::: Text segment

Legislation grapples with preventing cyberbullying without squelching students’ free speech
By Kara Carnley Murrhee
In this post-Columbine age of zero tolerance for school bullying, school administrators take a tough stance against bullying behaviors that occur on campus. But do schools have the authority to censure the often vicious student-on-student bullying, known as “cyberbullying,” that takes place online and away from campus?
Cyberbullying, or the willful and repeated use of cell phones, computers, and other electronic communication devices to harass, intimidate and threaten others, has collided with the public school system in recent years because of the prevalence of communication technologies in today’s youth culture. Though often compared to schoolyard bullying, a key component that differentiates cyberbullying from traditional schoolyard bullying is the use of this technology to harass the victim.
“Behavioral science research shows that cyberbullying affects children in much the same ways that traditional bullying affects them,” said Lauren G. Fasig, (JD 98) director of research for the University of Florida Levin College of Law Center on Children and Families. “That is, victims of both types of bullying may experience a wide range of negative outcomes, including academic, personal, and social problems.”
She noted the dichotomy that exists between science and the law in terms of classifying cyberbullying behavior.

::::::

__Parts of the exercise__.
1 – Using the cyberbullying passage, decide whether each statement agrees with it. Answer yes or no for each, and quote the words that decide it.
(a) The passage's definition of cyberbullying includes using cell phones to harass others.
(b) According to Fasig, cyberbullying harms children in ways unlike traditional bullying.
(c) The passage names the use of technology to harass the victim as what sets cyberbullying apart from schoolyard bullying.
2 – Reproduce the cyberbullying passage word for word from "Legislation grapples with" to "away from campus?".

::: Dataset entries

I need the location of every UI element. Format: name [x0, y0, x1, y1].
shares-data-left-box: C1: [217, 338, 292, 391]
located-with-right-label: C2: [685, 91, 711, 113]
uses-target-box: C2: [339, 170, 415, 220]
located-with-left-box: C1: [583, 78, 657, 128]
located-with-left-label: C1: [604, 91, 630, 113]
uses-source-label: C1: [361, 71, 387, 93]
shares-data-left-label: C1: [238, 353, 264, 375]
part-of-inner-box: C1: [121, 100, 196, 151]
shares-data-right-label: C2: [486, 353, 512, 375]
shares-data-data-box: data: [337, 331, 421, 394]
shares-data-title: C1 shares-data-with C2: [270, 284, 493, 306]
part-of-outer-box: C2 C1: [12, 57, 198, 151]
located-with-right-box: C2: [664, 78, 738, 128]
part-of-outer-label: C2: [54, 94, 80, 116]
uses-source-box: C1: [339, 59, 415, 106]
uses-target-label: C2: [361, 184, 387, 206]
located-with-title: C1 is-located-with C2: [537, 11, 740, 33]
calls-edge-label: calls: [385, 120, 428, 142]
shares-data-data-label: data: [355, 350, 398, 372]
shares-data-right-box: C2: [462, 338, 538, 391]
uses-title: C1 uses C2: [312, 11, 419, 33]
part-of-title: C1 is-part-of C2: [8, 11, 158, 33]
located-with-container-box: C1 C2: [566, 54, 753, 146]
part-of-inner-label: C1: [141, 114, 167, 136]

::::::

__Task-by-task results__.
1 –
(a) Yes: "the willful and repeated use of cell phones, computers, and other electronic communication devices to harass, intimidate and threaten others"
(b) No: "cyberbullying affects children in much the same ways that traditional bullying affects them"
(c) Yes: "a key component that differentiates cyberbullying from traditional schoolyard bullying is the use of this technology to harass the victim"

2 –
Legislation grapples with preventing cyberbullying without squelching students’ free speech
By Kara Carnley Murrhee
In this post-Columbine age of zero tolerance for school bullying, school administrators take a tough stance against bullying behaviors that occur on campus. But do schools have the authority to censure the often vicious student-on-student bullying, known as “cyberbullying,” that takes place online and away from campus?